**CHALLENGE:** Read the records and gather each line that includes "ylabel".

[Chart and figure data]
-- Begin --

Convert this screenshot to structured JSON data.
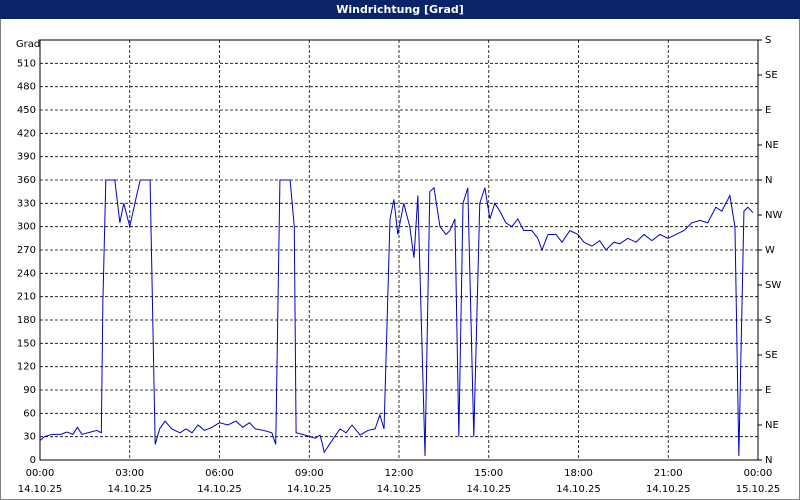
{
  "chart_data": {
    "type": "line",
    "title": "Windrichtung [Grad]",
    "y_label": "Grad",
    "color": "#0000cc",
    "grid": true,
    "xlim": [
      0,
      24
    ],
    "xticks": [
      {
        "value": 0,
        "label": "00:00",
        "sublabel": "14.10.25"
      },
      {
        "value": 3,
        "label": "03:00",
        "sublabel": "14.10.25"
      },
      {
        "value": 6,
        "label": "06:00",
        "sublabel": "14.10.25"
      },
      {
        "value": 9,
        "label": "09:00",
        "sublabel": "14.10.25"
      },
      {
        "value": 12,
        "label": "12:00",
        "sublabel": "14.10.25"
      },
      {
        "value": 15,
        "label": "15:00",
        "sublabel": "14.10.25"
      },
      {
        "value": 18,
        "label": "18:00",
        "sublabel": "14.10.25"
      },
      {
        "value": 21,
        "label": "21:00",
        "sublabel": "14.10.25"
      },
      {
        "value": 24,
        "label": "00:00",
        "sublabel": "15.10.25"
      }
    ],
    "ylim": [
      0,
      540
    ],
    "yticks": [
      0,
      30,
      60,
      90,
      120,
      150,
      180,
      210,
      240,
      270,
      300,
      330,
      360,
      390,
      420,
      450,
      480,
      510
    ],
    "y2lim": [
      0,
      540
    ],
    "y2ticks": [
      {
        "value": 0,
        "label": "N"
      },
      {
        "value": 45,
        "label": "NE"
      },
      {
        "value": 90,
        "label": "E"
      },
      {
        "value": 135,
        "label": "SE"
      },
      {
        "value": 180,
        "label": "S"
      },
      {
        "value": 225,
        "label": "SW"
      },
      {
        "value": 270,
        "label": "W"
      },
      {
        "value": 315,
        "label": "NW"
      },
      {
        "value": 360,
        "label": "N"
      },
      {
        "value": 405,
        "label": "NE"
      },
      {
        "value": 450,
        "label": "E"
      },
      {
        "value": 495,
        "label": "SE"
      },
      {
        "value": 540,
        "label": "S"
      }
    ],
    "x": [
      0,
      0.15,
      0.4,
      0.7,
      0.9,
      1.1,
      1.25,
      1.4,
      1.7,
      1.9,
      2.05,
      2.1,
      2.2,
      2.5,
      2.67,
      2.8,
      3.0,
      3.2,
      3.35,
      3.68,
      3.85,
      4.0,
      4.18,
      4.4,
      4.68,
      4.88,
      5.08,
      5.28,
      5.5,
      5.75,
      6.0,
      6.28,
      6.55,
      6.78,
      7.0,
      7.2,
      7.48,
      7.75,
      7.88,
      8.02,
      8.36,
      8.5,
      8.56,
      8.86,
      9.2,
      9.36,
      9.43,
      9.5,
      9.76,
      10.03,
      10.23,
      10.43,
      10.7,
      10.96,
      11.2,
      11.36,
      11.5,
      11.7,
      11.83,
      11.96,
      12.16,
      12.36,
      12.5,
      12.63,
      12.87,
      13.03,
      13.17,
      13.37,
      13.57,
      13.7,
      13.87,
      14.0,
      14.14,
      14.3,
      14.5,
      14.7,
      14.87,
      15.04,
      15.2,
      15.37,
      15.57,
      15.77,
      15.97,
      16.17,
      16.44,
      16.64,
      16.78,
      16.98,
      17.25,
      17.45,
      17.71,
      17.98,
      18.18,
      18.45,
      18.71,
      18.92,
      19.18,
      19.38,
      19.65,
      19.92,
      20.19,
      20.45,
      20.72,
      20.99,
      21.26,
      21.52,
      21.79,
      22.06,
      22.32,
      22.59,
      22.79,
      23.06,
      23.23,
      23.36,
      23.53,
      23.66,
      23.83
    ],
    "values": [
      25,
      30,
      33,
      33,
      36,
      33,
      42,
      33,
      36,
      38,
      35,
      200,
      360,
      360,
      305,
      330,
      300,
      335,
      360,
      360,
      20,
      40,
      50,
      40,
      35,
      40,
      35,
      45,
      38,
      42,
      48,
      45,
      50,
      42,
      48,
      40,
      38,
      35,
      20,
      360,
      360,
      300,
      35,
      32,
      28,
      32,
      22,
      10,
      25,
      40,
      35,
      45,
      32,
      38,
      40,
      58,
      40,
      310,
      335,
      290,
      330,
      300,
      260,
      340,
      5,
      345,
      350,
      300,
      290,
      295,
      310,
      30,
      330,
      350,
      30,
      330,
      350,
      310,
      330,
      320,
      305,
      300,
      310,
      295,
      295,
      285,
      270,
      290,
      290,
      280,
      295,
      290,
      280,
      275,
      282,
      270,
      280,
      278,
      285,
      280,
      290,
      282,
      290,
      285,
      290,
      295,
      305,
      308,
      305,
      325,
      320,
      340,
      300,
      5,
      320,
      325,
      318
    ]
  }
}
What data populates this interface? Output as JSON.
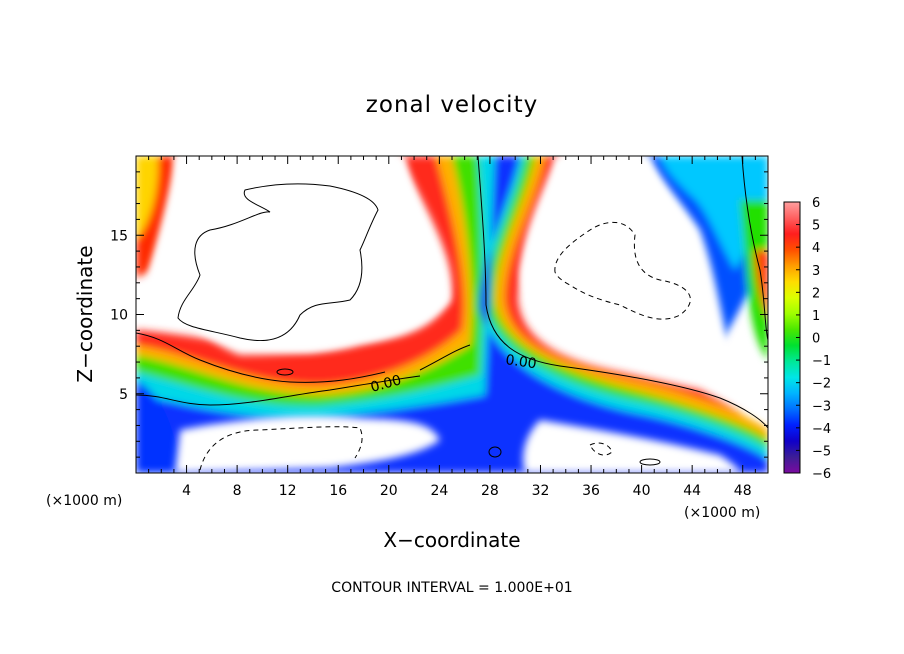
{
  "title": "zonal velocity",
  "xlabel": "X−coordinate",
  "ylabel": "Z−coordinate",
  "x_unit_left": "(×1000 m)",
  "x_unit_right": "(×1000 m)",
  "footer": "CONTOUR INTERVAL = 1.000E+01",
  "contour_labels": [
    "0.00",
    "0.00"
  ],
  "chart_data": {
    "type": "heatmap",
    "title": "zonal velocity",
    "xlabel": "X−coordinate",
    "ylabel": "Z−coordinate",
    "x_unit": "×1000 m",
    "xlim": [
      0,
      50
    ],
    "ylim": [
      0,
      20
    ],
    "x_ticks": [
      4,
      8,
      12,
      16,
      20,
      24,
      28,
      32,
      36,
      40,
      44,
      48
    ],
    "y_ticks": [
      5,
      10,
      15
    ],
    "colorbar": {
      "ticks": [
        6,
        5,
        4,
        3,
        2,
        1,
        0,
        -1,
        -2,
        -3,
        -4,
        -5,
        -6
      ],
      "tick_labels": [
        "6",
        "5",
        "4",
        "3",
        "2",
        "1",
        "0",
        "−1",
        "−2",
        "−3",
        "−4",
        "−5",
        "−6"
      ],
      "range": [
        -6,
        6
      ],
      "colors": [
        "#ff9f9f",
        "#ff6060",
        "#ff1e1e",
        "#ff4f00",
        "#ff9d00",
        "#ffdc00",
        "#dcff00",
        "#a0ff00",
        "#4be800",
        "#00e030",
        "#00e896",
        "#00e6e6",
        "#00b4ff",
        "#0070ff",
        "#0020ff",
        "#1000c8",
        "#3c1e96",
        "#7b0aa0"
      ]
    },
    "contour_interval": "1.000E+01",
    "contour_levels_labeled": [
      "0.00",
      "0.00"
    ],
    "annotations": [
      "CONTOUR INTERVAL = 1.000E+01"
    ]
  }
}
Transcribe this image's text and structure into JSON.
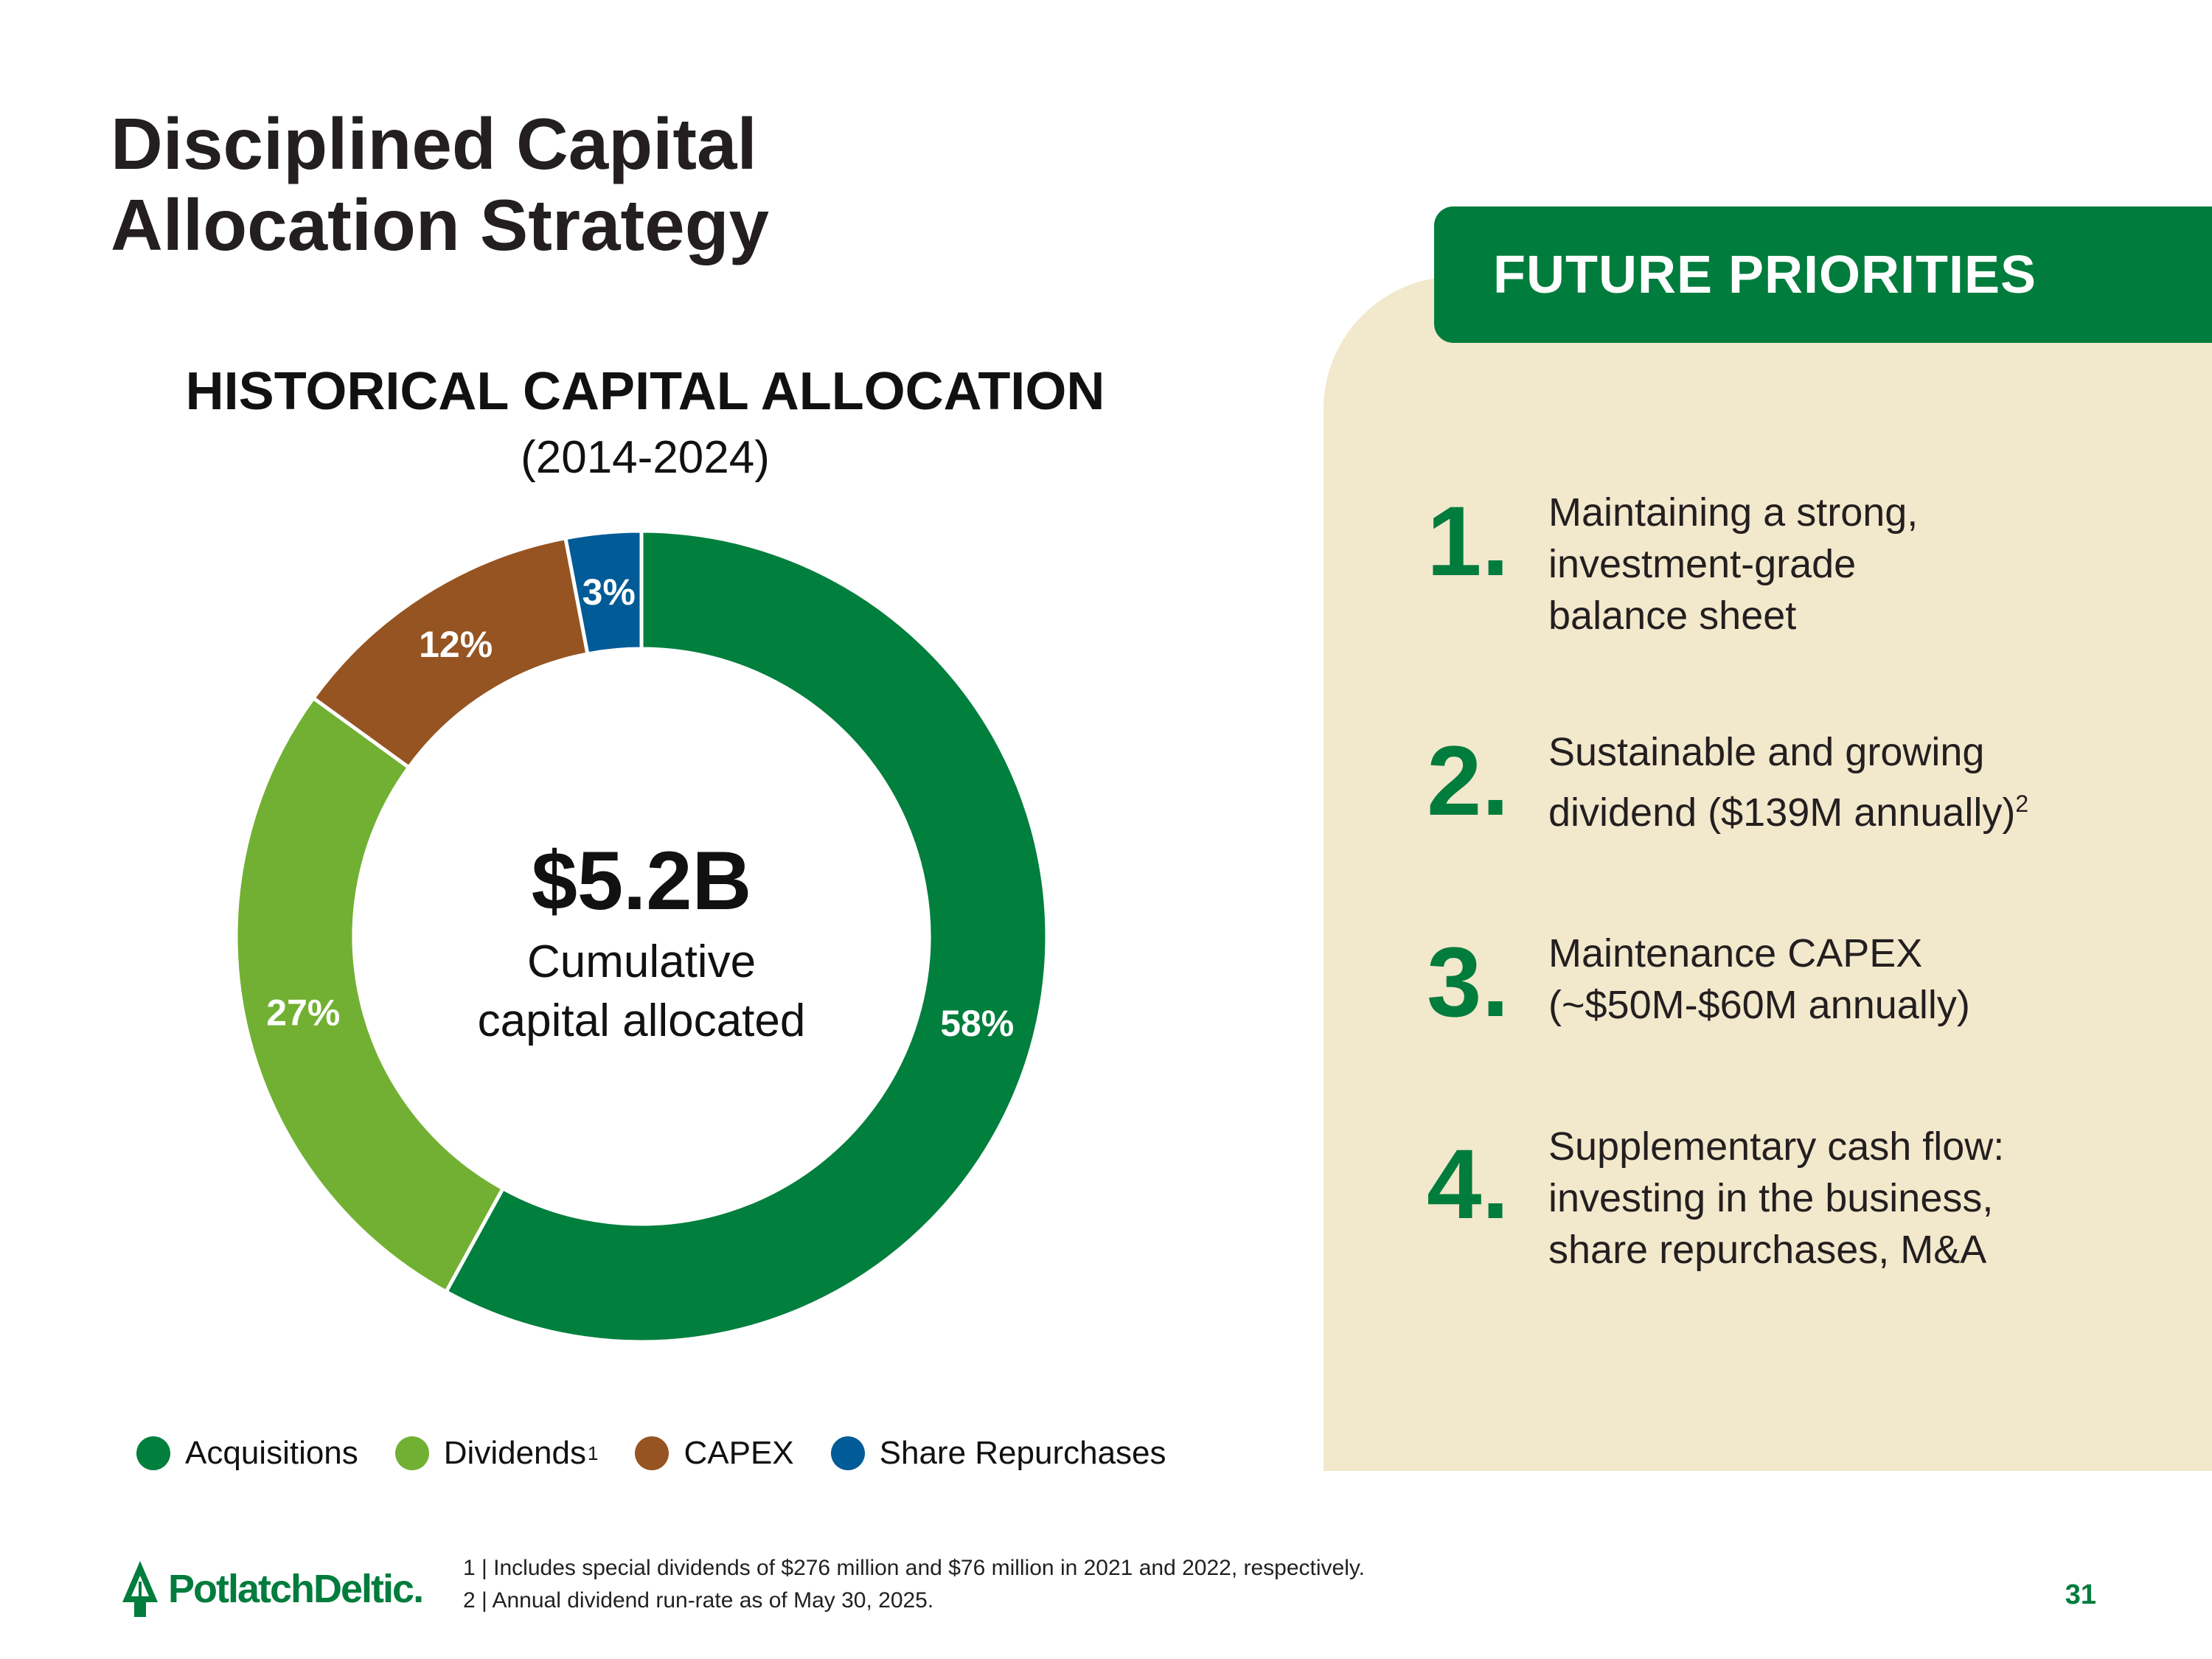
{
  "title": {
    "line1": "Disciplined Capital",
    "line2": "Allocation Strategy"
  },
  "chart_data": {
    "type": "pie",
    "title": "HISTORICAL CAPITAL ALLOCATION",
    "subtitle": "(2014-2024)",
    "categories": [
      "Acquisitions",
      "Dividends",
      "CAPEX",
      "Share Repurchases"
    ],
    "values": [
      58,
      27,
      12,
      3
    ],
    "data_labels": [
      "58%",
      "27%",
      "12%",
      "3%"
    ],
    "colors": [
      "#007f3d",
      "#72b033",
      "#955422",
      "#005b96"
    ],
    "center_value": "$5.2B",
    "center_caption_line1": "Cumulative",
    "center_caption_line2": "capital allocated",
    "legend_position": "bottom"
  },
  "legend": [
    {
      "label": "Acquisitions",
      "sup": "",
      "color": "#007f3d"
    },
    {
      "label": "Dividends",
      "sup": "1",
      "color": "#72b033"
    },
    {
      "label": "CAPEX",
      "sup": "",
      "color": "#955422"
    },
    {
      "label": "Share Repurchases",
      "sup": "",
      "color": "#005b96"
    }
  ],
  "priorities": {
    "header": "FUTURE PRIORITIES",
    "items": [
      {
        "num": "1.",
        "lines": [
          "Maintaining a strong,",
          "investment-grade",
          "balance sheet"
        ],
        "sup": ""
      },
      {
        "num": "2.",
        "lines": [
          "Sustainable and growing",
          "dividend ($139M annually)"
        ],
        "sup": "2"
      },
      {
        "num": "3.",
        "lines": [
          "Maintenance CAPEX",
          "(~$50M-$60M annually)"
        ],
        "sup": ""
      },
      {
        "num": "4.",
        "lines": [
          "Supplementary cash flow:",
          "investing in the business,",
          "share repurchases, M&A"
        ],
        "sup": ""
      }
    ]
  },
  "footnotes": [
    "1 | Includes special dividends of $276 million and $76 million in 2021 and 2022, respectively.",
    "2 | Annual dividend run-rate as of May 30, 2025."
  ],
  "logo": {
    "text": "PotlatchDeltic",
    "mark": "."
  },
  "page_number": "31"
}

-- End --

**WORKED SOLUTION:**
  "ylabel": "Z−coordinate",
    "ylabel": "Z−coordinate",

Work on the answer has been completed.